EXERCISE INSTRUCTIONS:
In the records that follow, show each line where the word "ylabel" is present.

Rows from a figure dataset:
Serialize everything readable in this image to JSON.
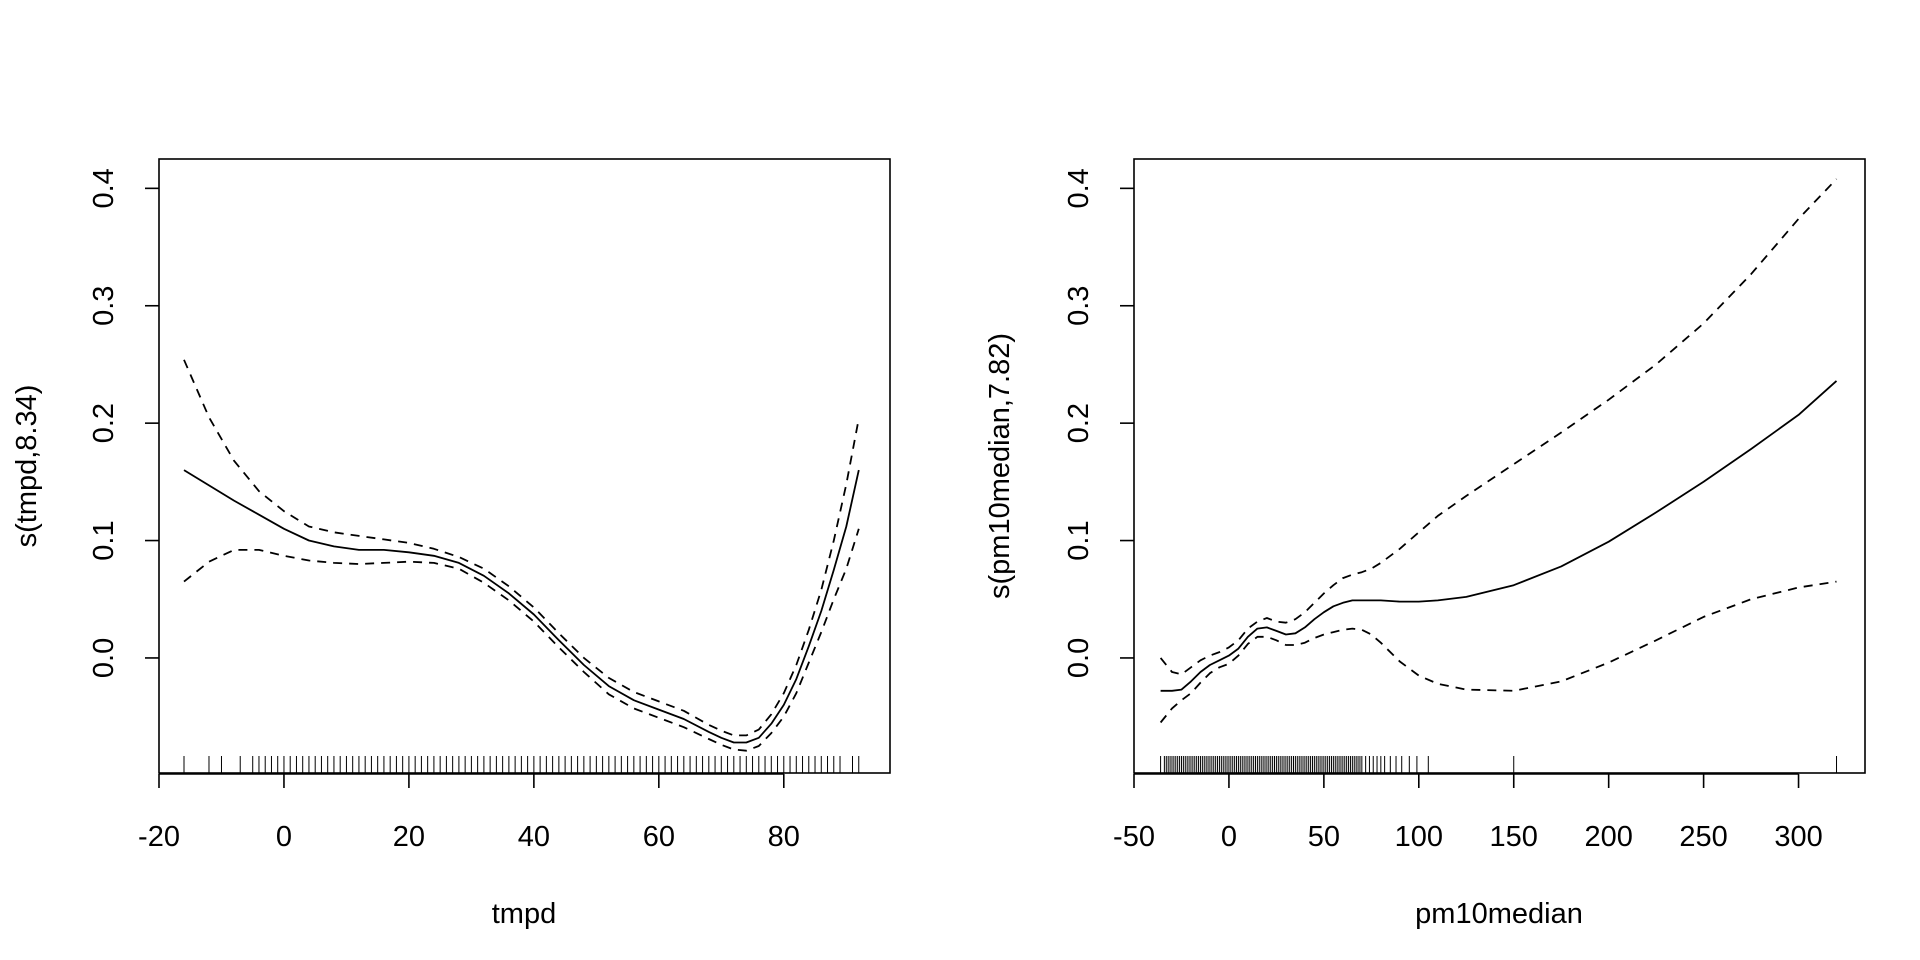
{
  "chart_data": [
    {
      "type": "line",
      "xlabel": "tmpd",
      "ylabel": "s(tmpd,8.34)",
      "xlim": [
        -20,
        97
      ],
      "ylim": [
        -0.098,
        0.425
      ],
      "x_ticks": [
        -20,
        0,
        20,
        40,
        60,
        80
      ],
      "x_tick_labels": [
        "-20",
        "0",
        "20",
        "40",
        "60",
        "80"
      ],
      "y_ticks": [
        0.0,
        0.1,
        0.2,
        0.3,
        0.4
      ],
      "y_tick_labels": [
        "0.0",
        "0.1",
        "0.2",
        "0.3",
        "0.4"
      ],
      "series": [
        {
          "name": "fit",
          "style": "solid",
          "x": [
            -16,
            -12,
            -8,
            -4,
            0,
            4,
            8,
            12,
            16,
            20,
            24,
            28,
            32,
            36,
            40,
            44,
            48,
            52,
            56,
            60,
            64,
            68,
            70,
            72,
            74,
            76,
            78,
            80,
            82,
            84,
            86,
            88,
            90,
            92
          ],
          "y": [
            0.16,
            0.147,
            0.134,
            0.122,
            0.11,
            0.1,
            0.095,
            0.092,
            0.092,
            0.09,
            0.087,
            0.081,
            0.07,
            0.055,
            0.037,
            0.015,
            -0.006,
            -0.024,
            -0.036,
            -0.044,
            -0.052,
            -0.063,
            -0.068,
            -0.072,
            -0.072,
            -0.068,
            -0.056,
            -0.04,
            -0.018,
            0.01,
            0.04,
            0.075,
            0.112,
            0.16
          ]
        },
        {
          "name": "upper",
          "style": "dashed",
          "x": [
            -16,
            -12,
            -8,
            -4,
            0,
            4,
            8,
            12,
            16,
            20,
            24,
            28,
            32,
            36,
            40,
            44,
            48,
            52,
            56,
            60,
            64,
            68,
            70,
            72,
            74,
            76,
            78,
            80,
            82,
            84,
            86,
            88,
            90,
            92
          ],
          "y": [
            0.254,
            0.205,
            0.168,
            0.142,
            0.125,
            0.112,
            0.107,
            0.104,
            0.101,
            0.098,
            0.093,
            0.086,
            0.076,
            0.061,
            0.043,
            0.021,
            0.0,
            -0.017,
            -0.029,
            -0.037,
            -0.045,
            -0.057,
            -0.062,
            -0.066,
            -0.066,
            -0.061,
            -0.048,
            -0.03,
            -0.006,
            0.024,
            0.058,
            0.1,
            0.148,
            0.204
          ]
        },
        {
          "name": "lower",
          "style": "dashed",
          "x": [
            -16,
            -12,
            -8,
            -4,
            0,
            4,
            8,
            12,
            16,
            20,
            24,
            28,
            32,
            36,
            40,
            44,
            48,
            52,
            56,
            60,
            64,
            68,
            70,
            72,
            74,
            76,
            78,
            80,
            82,
            84,
            86,
            88,
            90,
            92
          ],
          "y": [
            0.065,
            0.082,
            0.092,
            0.092,
            0.087,
            0.083,
            0.081,
            0.08,
            0.081,
            0.082,
            0.081,
            0.076,
            0.064,
            0.049,
            0.031,
            0.009,
            -0.012,
            -0.031,
            -0.043,
            -0.051,
            -0.059,
            -0.069,
            -0.074,
            -0.078,
            -0.079,
            -0.075,
            -0.064,
            -0.05,
            -0.03,
            -0.004,
            0.022,
            0.05,
            0.076,
            0.11
          ]
        }
      ],
      "rug": [
        -16,
        -12,
        -10,
        -7,
        -5,
        -4,
        -3,
        -2,
        -1,
        0,
        1,
        2,
        3,
        4,
        5,
        6,
        7,
        8,
        9,
        10,
        11,
        12,
        13,
        14,
        15,
        16,
        17,
        18,
        19,
        20,
        21,
        22,
        23,
        24,
        25,
        26,
        27,
        28,
        29,
        30,
        31,
        32,
        33,
        34,
        35,
        36,
        37,
        38,
        39,
        40,
        41,
        42,
        43,
        44,
        45,
        46,
        47,
        48,
        49,
        50,
        51,
        52,
        53,
        54,
        55,
        56,
        57,
        58,
        59,
        60,
        61,
        62,
        63,
        64,
        65,
        66,
        67,
        68,
        69,
        70,
        71,
        72,
        73,
        74,
        75,
        76,
        77,
        78,
        79,
        80,
        81,
        82,
        83,
        84,
        85,
        86,
        87,
        88,
        89,
        91,
        92
      ]
    },
    {
      "type": "line",
      "xlabel": "pm10median",
      "ylabel": "s(pm10median,7.82)",
      "xlim": [
        -50,
        335
      ],
      "ylim": [
        -0.098,
        0.425
      ],
      "x_ticks": [
        -50,
        0,
        50,
        100,
        150,
        200,
        250,
        300
      ],
      "x_tick_labels": [
        "-50",
        "0",
        "50",
        "100",
        "150",
        "200",
        "250",
        "300"
      ],
      "y_ticks": [
        0.0,
        0.1,
        0.2,
        0.3,
        0.4
      ],
      "y_tick_labels": [
        "0.0",
        "0.1",
        "0.2",
        "0.3",
        "0.4"
      ],
      "series": [
        {
          "name": "fit",
          "style": "solid",
          "x": [
            -36,
            -30,
            -25,
            -20,
            -15,
            -10,
            -5,
            0,
            5,
            10,
            15,
            20,
            25,
            30,
            35,
            40,
            45,
            50,
            55,
            60,
            65,
            70,
            75,
            80,
            90,
            100,
            110,
            125,
            150,
            175,
            200,
            225,
            250,
            275,
            300,
            320
          ],
          "y": [
            -0.028,
            -0.028,
            -0.027,
            -0.02,
            -0.012,
            -0.006,
            -0.002,
            0.002,
            0.008,
            0.018,
            0.025,
            0.026,
            0.023,
            0.02,
            0.021,
            0.026,
            0.033,
            0.039,
            0.044,
            0.047,
            0.049,
            0.049,
            0.049,
            0.049,
            0.048,
            0.048,
            0.049,
            0.052,
            0.062,
            0.078,
            0.099,
            0.124,
            0.15,
            0.178,
            0.207,
            0.236
          ]
        },
        {
          "name": "upper",
          "style": "dashed",
          "x": [
            -36,
            -30,
            -25,
            -20,
            -15,
            -10,
            -5,
            0,
            5,
            10,
            15,
            20,
            25,
            30,
            35,
            40,
            45,
            50,
            55,
            60,
            65,
            70,
            75,
            80,
            90,
            100,
            110,
            125,
            150,
            175,
            200,
            225,
            250,
            275,
            300,
            320
          ],
          "y": [
            0.0,
            -0.012,
            -0.014,
            -0.008,
            -0.002,
            0.002,
            0.005,
            0.009,
            0.015,
            0.025,
            0.031,
            0.034,
            0.031,
            0.03,
            0.033,
            0.039,
            0.047,
            0.055,
            0.062,
            0.068,
            0.071,
            0.073,
            0.076,
            0.081,
            0.093,
            0.107,
            0.121,
            0.138,
            0.165,
            0.192,
            0.22,
            0.25,
            0.285,
            0.327,
            0.374,
            0.408
          ]
        },
        {
          "name": "lower",
          "style": "dashed",
          "x": [
            -36,
            -30,
            -25,
            -20,
            -15,
            -10,
            -5,
            0,
            5,
            10,
            15,
            20,
            25,
            30,
            35,
            40,
            45,
            50,
            55,
            60,
            65,
            70,
            75,
            80,
            90,
            100,
            110,
            125,
            150,
            175,
            200,
            225,
            250,
            275,
            300,
            320
          ],
          "y": [
            -0.055,
            -0.043,
            -0.036,
            -0.03,
            -0.021,
            -0.013,
            -0.008,
            -0.005,
            0.002,
            0.012,
            0.018,
            0.018,
            0.015,
            0.011,
            0.011,
            0.013,
            0.017,
            0.02,
            0.022,
            0.024,
            0.025,
            0.024,
            0.02,
            0.013,
            -0.003,
            -0.015,
            -0.022,
            -0.027,
            -0.028,
            -0.02,
            -0.004,
            0.015,
            0.035,
            0.05,
            0.06,
            0.065
          ]
        }
      ],
      "rug": [
        -36,
        -34,
        -33,
        -32,
        -31,
        -30,
        -29,
        -28,
        -27,
        -26,
        -25,
        -24,
        -23,
        -22,
        -21,
        -20,
        -19,
        -18,
        -17,
        -16,
        -15,
        -14,
        -13,
        -12,
        -11,
        -10,
        -9,
        -8,
        -7,
        -6,
        -5,
        -4,
        -3,
        -2,
        -1,
        0,
        1,
        2,
        3,
        4,
        5,
        6,
        7,
        8,
        9,
        10,
        11,
        12,
        13,
        14,
        15,
        16,
        17,
        18,
        19,
        20,
        21,
        22,
        23,
        24,
        25,
        26,
        27,
        28,
        29,
        30,
        31,
        32,
        33,
        34,
        35,
        36,
        37,
        38,
        39,
        40,
        41,
        42,
        43,
        44,
        45,
        46,
        47,
        48,
        49,
        50,
        51,
        52,
        53,
        54,
        55,
        56,
        57,
        58,
        59,
        60,
        61,
        62,
        63,
        64,
        65,
        66,
        67,
        68,
        69,
        70,
        72,
        74,
        76,
        78,
        80,
        82,
        85,
        88,
        91,
        95,
        99,
        105,
        150,
        320
      ]
    }
  ]
}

ANSWER FOR THIS EXERCISE:
      "ylabel": "s(tmpd,8.34)",
      "ylabel": "s(pm10median,7.82)",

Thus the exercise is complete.